++++ Materials provided

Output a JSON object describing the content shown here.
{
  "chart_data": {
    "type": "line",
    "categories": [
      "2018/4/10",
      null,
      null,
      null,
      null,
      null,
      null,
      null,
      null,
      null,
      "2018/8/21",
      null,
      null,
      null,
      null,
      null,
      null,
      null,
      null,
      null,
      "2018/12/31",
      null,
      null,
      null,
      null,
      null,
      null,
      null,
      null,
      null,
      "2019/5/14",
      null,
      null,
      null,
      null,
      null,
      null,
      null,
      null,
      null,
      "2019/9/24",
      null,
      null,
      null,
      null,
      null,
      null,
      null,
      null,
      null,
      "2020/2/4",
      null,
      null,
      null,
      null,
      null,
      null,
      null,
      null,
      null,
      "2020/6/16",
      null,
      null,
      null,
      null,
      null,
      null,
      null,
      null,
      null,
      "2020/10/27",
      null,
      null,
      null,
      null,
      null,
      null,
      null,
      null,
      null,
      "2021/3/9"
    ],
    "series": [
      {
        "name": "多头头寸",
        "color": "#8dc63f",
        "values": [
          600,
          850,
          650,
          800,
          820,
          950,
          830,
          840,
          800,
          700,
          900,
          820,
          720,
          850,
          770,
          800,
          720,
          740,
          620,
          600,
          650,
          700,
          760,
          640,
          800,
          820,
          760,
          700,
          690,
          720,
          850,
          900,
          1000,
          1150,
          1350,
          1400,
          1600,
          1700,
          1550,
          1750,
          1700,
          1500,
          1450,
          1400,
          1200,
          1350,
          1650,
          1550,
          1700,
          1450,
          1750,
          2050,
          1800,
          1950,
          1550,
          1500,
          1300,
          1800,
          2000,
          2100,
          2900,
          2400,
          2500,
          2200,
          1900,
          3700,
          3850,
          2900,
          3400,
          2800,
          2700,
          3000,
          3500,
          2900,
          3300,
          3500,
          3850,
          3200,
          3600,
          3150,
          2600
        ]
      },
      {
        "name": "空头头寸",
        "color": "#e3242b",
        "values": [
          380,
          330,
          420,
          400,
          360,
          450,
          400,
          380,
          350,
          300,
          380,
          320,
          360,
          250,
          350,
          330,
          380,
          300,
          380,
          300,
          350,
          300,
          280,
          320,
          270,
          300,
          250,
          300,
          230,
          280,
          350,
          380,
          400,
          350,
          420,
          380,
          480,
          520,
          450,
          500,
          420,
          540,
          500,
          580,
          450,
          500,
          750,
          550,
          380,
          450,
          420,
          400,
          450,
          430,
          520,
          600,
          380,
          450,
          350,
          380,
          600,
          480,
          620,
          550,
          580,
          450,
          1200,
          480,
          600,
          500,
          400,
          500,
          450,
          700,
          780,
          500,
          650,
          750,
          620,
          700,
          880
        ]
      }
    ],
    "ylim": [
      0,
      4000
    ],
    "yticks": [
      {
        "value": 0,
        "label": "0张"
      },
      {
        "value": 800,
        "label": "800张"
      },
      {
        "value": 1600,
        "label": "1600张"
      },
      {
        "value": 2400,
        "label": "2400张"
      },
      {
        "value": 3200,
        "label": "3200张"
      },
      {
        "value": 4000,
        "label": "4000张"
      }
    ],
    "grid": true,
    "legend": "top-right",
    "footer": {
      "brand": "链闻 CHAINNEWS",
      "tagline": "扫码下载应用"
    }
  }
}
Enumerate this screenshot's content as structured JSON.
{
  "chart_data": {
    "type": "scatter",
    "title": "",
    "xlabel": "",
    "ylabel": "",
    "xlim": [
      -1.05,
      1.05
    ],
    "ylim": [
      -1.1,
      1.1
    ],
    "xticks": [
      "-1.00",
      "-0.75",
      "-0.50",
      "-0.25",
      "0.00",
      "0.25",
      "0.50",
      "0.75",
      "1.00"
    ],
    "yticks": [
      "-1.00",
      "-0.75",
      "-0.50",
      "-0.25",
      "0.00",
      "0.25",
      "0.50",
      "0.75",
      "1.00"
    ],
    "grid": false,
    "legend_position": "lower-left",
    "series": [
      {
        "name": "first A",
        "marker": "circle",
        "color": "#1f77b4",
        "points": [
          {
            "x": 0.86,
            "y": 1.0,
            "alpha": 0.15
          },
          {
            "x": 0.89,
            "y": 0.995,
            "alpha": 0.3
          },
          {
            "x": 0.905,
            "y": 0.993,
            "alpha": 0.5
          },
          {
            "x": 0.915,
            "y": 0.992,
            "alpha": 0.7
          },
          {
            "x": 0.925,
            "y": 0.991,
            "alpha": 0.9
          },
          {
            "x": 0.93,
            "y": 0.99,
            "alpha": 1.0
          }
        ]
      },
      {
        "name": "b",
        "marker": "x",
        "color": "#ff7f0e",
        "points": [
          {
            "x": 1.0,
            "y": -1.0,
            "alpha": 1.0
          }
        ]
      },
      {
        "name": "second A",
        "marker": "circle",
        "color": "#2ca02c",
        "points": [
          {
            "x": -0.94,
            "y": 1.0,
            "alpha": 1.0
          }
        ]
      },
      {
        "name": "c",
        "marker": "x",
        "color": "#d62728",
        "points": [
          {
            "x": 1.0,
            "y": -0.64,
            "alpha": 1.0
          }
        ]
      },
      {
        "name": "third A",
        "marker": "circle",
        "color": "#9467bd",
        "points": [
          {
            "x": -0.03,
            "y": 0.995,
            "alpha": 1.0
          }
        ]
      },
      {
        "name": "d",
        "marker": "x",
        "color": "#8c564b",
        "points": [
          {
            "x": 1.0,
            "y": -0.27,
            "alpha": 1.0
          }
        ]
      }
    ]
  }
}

++++++++

» **Requirement**
Extract all of the data above without altering anything.

» **Result of this task**
Output a JSON object describing the content shown here.
{
  "chart_data": {
    "type": "line",
    "categories": [
      "2018/4/10",
      null,
      null,
      null,
      null,
      null,
      null,
      null,
      null,
      null,
      "2018/8/21",
      null,
      null,
      null,
      null,
      null,
      null,
      null,
      null,
      null,
      "2018/12/31",
      null,
      null,
      null,
      null,
      null,
      null,
      null,
      null,
      null,
      "2019/5/14",
      null,
      null,
      null,
      null,
      null,
      null,
      null,
      null,
      null,
      "2019/9/24",
      null,
      null,
      null,
      null,
      null,
      null,
      null,
      null,
      null,
      "2020/2/4",
      null,
      null,
      null,
      null,
      null,
      null,
      null,
      null,
      null,
      "2020/6/16",
      null,
      null,
      null,
      null,
      null,
      null,
      null,
      null,
      null,
      "2020/10/27",
      null,
      null,
      null,
      null,
      null,
      null,
      null,
      null,
      null,
      "2021/3/9"
    ],
    "series": [
      {
        "name": "多头头寸",
        "color": "#8dc63f",
        "values": [
          600,
          850,
          650,
          800,
          820,
          950,
          830,
          840,
          800,
          700,
          900,
          820,
          720,
          850,
          770,
          800,
          720,
          740,
          620,
          600,
          650,
          700,
          760,
          640,
          800,
          820,
          760,
          700,
          690,
          720,
          850,
          900,
          1000,
          1150,
          1350,
          1400,
          1600,
          1700,
          1550,
          1750,
          1700,
          1500,
          1450,
          1400,
          1200,
          1350,
          1650,
          1550,
          1700,
          1450,
          1750,
          2050,
          1800,
          1950,
          1550,
          1500,
          1300,
          1800,
          2000,
          2100,
          2900,
          2400,
          2500,
          2200,
          1900,
          3700,
          3850,
          2900,
          3400,
          2800,
          2700,
          3000,
          3500,
          2900,
          3300,
          3500,
          3850,
          3200,
          3600,
          3150,
          2600
        ]
      },
      {
        "name": "空头头寸",
        "color": "#e3242b",
        "values": [
          380,
          330,
          420,
          400,
          360,
          450,
          400,
          380,
          350,
          300,
          380,
          320,
          360,
          250,
          350,
          330,
          380,
          300,
          380,
          300,
          350,
          300,
          280,
          320,
          270,
          300,
          250,
          300,
          230,
          280,
          350,
          380,
          400,
          350,
          420,
          380,
          480,
          520,
          450,
          500,
          420,
          540,
          500,
          580,
          450,
          500,
          750,
          550,
          380,
          450,
          420,
          400,
          450,
          430,
          520,
          600,
          380,
          450,
          350,
          380,
          600,
          480,
          620,
          550,
          580,
          450,
          1200,
          480,
          600,
          500,
          400,
          500,
          450,
          700,
          780,
          500,
          650,
          750,
          620,
          700,
          880
        ]
      }
    ],
    "ylim": [
      0,
      4000
    ],
    "yticks": [
      {
        "value": 0,
        "label": "0张"
      },
      {
        "value": 800,
        "label": "800张"
      },
      {
        "value": 1600,
        "label": "1600张"
      },
      {
        "value": 2400,
        "label": "2400张"
      },
      {
        "value": 3200,
        "label": "3200张"
      },
      {
        "value": 4000,
        "label": "4000张"
      }
    ],
    "grid": true,
    "legend": "top-right",
    "footer": {
      "brand": "链闻 CHAINNEWS",
      "tagline": "扫码下载应用"
    }
  }
}
Enumerate this screenshot's content as structured JSON.
{
  "chart_data": {
    "type": "scatter",
    "title": "",
    "xlabel": "",
    "ylabel": "",
    "xlim": [
      -1.05,
      1.05
    ],
    "ylim": [
      -1.1,
      1.1
    ],
    "xticks": [
      "-1.00",
      "-0.75",
      "-0.50",
      "-0.25",
      "0.00",
      "0.25",
      "0.50",
      "0.75",
      "1.00"
    ],
    "yticks": [
      "-1.00",
      "-0.75",
      "-0.50",
      "-0.25",
      "0.00",
      "0.25",
      "0.50",
      "0.75",
      "1.00"
    ],
    "grid": false,
    "legend_position": "lower-left",
    "series": [
      {
        "name": "first A",
        "marker": "circle",
        "color": "#1f77b4",
        "points": [
          {
            "x": 0.86,
            "y": 1.0,
            "alpha": 0.15
          },
          {
            "x": 0.89,
            "y": 0.995,
            "alpha": 0.3
          },
          {
            "x": 0.905,
            "y": 0.993,
            "alpha": 0.5
          },
          {
            "x": 0.915,
            "y": 0.992,
            "alpha": 0.7
          },
          {
            "x": 0.925,
            "y": 0.991,
            "alpha": 0.9
          },
          {
            "x": 0.93,
            "y": 0.99,
            "alpha": 1.0
          }
        ]
      },
      {
        "name": "b",
        "marker": "x",
        "color": "#ff7f0e",
        "points": [
          {
            "x": 1.0,
            "y": -1.0,
            "alpha": 1.0
          }
        ]
      },
      {
        "name": "second A",
        "marker": "circle",
        "color": "#2ca02c",
        "points": [
          {
            "x": -0.94,
            "y": 1.0,
            "alpha": 1.0
          }
        ]
      },
      {
        "name": "c",
        "marker": "x",
        "color": "#d62728",
        "points": [
          {
            "x": 1.0,
            "y": -0.64,
            "alpha": 1.0
          }
        ]
      },
      {
        "name": "third A",
        "marker": "circle",
        "color": "#9467bd",
        "points": [
          {
            "x": -0.03,
            "y": 0.995,
            "alpha": 1.0
          }
        ]
      },
      {
        "name": "d",
        "marker": "x",
        "color": "#8c564b",
        "points": [
          {
            "x": 1.0,
            "y": -0.27,
            "alpha": 1.0
          }
        ]
      }
    ]
  }
}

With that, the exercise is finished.